Written task:
Here are some records. Copy each one exactly.

Dataset items:
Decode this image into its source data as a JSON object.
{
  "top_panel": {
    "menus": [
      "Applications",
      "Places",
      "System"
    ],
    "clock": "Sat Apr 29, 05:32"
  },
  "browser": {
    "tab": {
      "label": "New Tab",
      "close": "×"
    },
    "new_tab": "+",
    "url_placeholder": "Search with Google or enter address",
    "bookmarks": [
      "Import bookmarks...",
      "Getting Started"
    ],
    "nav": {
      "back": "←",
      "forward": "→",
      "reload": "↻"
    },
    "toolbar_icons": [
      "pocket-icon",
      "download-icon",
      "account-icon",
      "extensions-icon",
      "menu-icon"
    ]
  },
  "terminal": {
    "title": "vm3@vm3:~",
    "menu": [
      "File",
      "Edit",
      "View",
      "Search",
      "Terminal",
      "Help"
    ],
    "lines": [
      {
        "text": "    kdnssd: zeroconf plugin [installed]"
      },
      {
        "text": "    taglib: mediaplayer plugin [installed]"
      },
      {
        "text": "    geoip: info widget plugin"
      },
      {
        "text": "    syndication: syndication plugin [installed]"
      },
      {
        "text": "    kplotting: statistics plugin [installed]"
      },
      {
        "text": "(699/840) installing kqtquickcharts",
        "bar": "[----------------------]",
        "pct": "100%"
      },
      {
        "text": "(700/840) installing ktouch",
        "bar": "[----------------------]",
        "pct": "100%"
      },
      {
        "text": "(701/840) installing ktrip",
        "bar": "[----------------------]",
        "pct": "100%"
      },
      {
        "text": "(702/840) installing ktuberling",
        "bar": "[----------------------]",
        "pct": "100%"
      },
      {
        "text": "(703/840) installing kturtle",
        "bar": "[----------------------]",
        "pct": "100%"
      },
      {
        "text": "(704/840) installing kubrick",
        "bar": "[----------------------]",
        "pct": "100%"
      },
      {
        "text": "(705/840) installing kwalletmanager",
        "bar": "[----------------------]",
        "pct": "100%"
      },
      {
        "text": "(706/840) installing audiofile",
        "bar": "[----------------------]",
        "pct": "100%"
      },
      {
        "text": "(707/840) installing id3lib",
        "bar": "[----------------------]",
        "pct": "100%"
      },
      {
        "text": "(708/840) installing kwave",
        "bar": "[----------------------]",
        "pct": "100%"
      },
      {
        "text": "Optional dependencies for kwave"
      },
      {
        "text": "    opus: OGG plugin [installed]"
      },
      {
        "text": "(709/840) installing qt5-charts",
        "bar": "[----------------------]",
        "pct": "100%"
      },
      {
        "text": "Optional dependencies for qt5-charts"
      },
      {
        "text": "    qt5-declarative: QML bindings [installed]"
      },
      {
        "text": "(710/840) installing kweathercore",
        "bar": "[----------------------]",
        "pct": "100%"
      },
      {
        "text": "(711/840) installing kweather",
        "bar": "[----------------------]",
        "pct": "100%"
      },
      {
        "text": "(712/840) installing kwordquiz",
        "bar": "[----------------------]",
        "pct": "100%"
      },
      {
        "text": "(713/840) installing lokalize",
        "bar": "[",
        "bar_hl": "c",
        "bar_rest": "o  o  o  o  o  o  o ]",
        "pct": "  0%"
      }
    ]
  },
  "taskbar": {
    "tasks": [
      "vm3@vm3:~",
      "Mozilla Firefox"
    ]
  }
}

Task answer:
Decode this image into its source data as a JSON object.
{
  "top_panel": {
    "menus": [
      "Applications",
      "Places",
      "System"
    ],
    "clock": "Sat Apr 29, 05:32"
  },
  "browser": {
    "tab": {
      "label": "New Tab",
      "close": "×"
    },
    "new_tab": "+",
    "url_placeholder": "Search with Google or enter address",
    "bookmarks": [
      "Import bookmarks...",
      "Getting Started"
    ],
    "nav": {
      "back": "←",
      "forward": "→",
      "reload": "↻"
    },
    "toolbar_icons": [
      "pocket-icon",
      "download-icon",
      "account-icon",
      "extensions-icon",
      "menu-icon"
    ]
  },
  "terminal": {
    "title": "vm3@vm3:~",
    "menu": [
      "File",
      "Edit",
      "View",
      "Search",
      "Terminal",
      "Help"
    ],
    "lines": [
      {
        "text": "    kdnssd: zeroconf plugin [installed]"
      },
      {
        "text": "    taglib: mediaplayer plugin [installed]"
      },
      {
        "text": "    geoip: info widget plugin"
      },
      {
        "text": "    syndication: syndication plugin [installed]"
      },
      {
        "text": "    kplotting: statistics plugin [installed]"
      },
      {
        "text": "(699/840) installing kqtquickcharts",
        "bar": "[----------------------]",
        "pct": "100%"
      },
      {
        "text": "(700/840) installing ktouch",
        "bar": "[----------------------]",
        "pct": "100%"
      },
      {
        "text": "(701/840) installing ktrip",
        "bar": "[----------------------]",
        "pct": "100%"
      },
      {
        "text": "(702/840) installing ktuberling",
        "bar": "[----------------------]",
        "pct": "100%"
      },
      {
        "text": "(703/840) installing kturtle",
        "bar": "[----------------------]",
        "pct": "100%"
      },
      {
        "text": "(704/840) installing kubrick",
        "bar": "[----------------------]",
        "pct": "100%"
      },
      {
        "text": "(705/840) installing kwalletmanager",
        "bar": "[----------------------]",
        "pct": "100%"
      },
      {
        "text": "(706/840) installing audiofile",
        "bar": "[----------------------]",
        "pct": "100%"
      },
      {
        "text": "(707/840) installing id3lib",
        "bar": "[----------------------]",
        "pct": "100%"
      },
      {
        "text": "(708/840) installing kwave",
        "bar": "[----------------------]",
        "pct": "100%"
      },
      {
        "text": "Optional dependencies for kwave"
      },
      {
        "text": "    opus: OGG plugin [installed]"
      },
      {
        "text": "(709/840) installing qt5-charts",
        "bar": "[----------------------]",
        "pct": "100%"
      },
      {
        "text": "Optional dependencies for qt5-charts"
      },
      {
        "text": "    qt5-declarative: QML bindings [installed]"
      },
      {
        "text": "(710/840) installing kweathercore",
        "bar": "[----------------------]",
        "pct": "100%"
      },
      {
        "text": "(711/840) installing kweather",
        "bar": "[----------------------]",
        "pct": "100%"
      },
      {
        "text": "(712/840) installing kwordquiz",
        "bar": "[----------------------]",
        "pct": "100%"
      },
      {
        "text": "(713/840) installing lokalize",
        "bar": "[",
        "bar_hl": "c",
        "bar_rest": "o  o  o  o  o  o  o ]",
        "pct": "  0%"
      }
    ]
  },
  "taskbar": {
    "tasks": [
      "vm3@vm3:~",
      "Mozilla Firefox"
    ]
  }
}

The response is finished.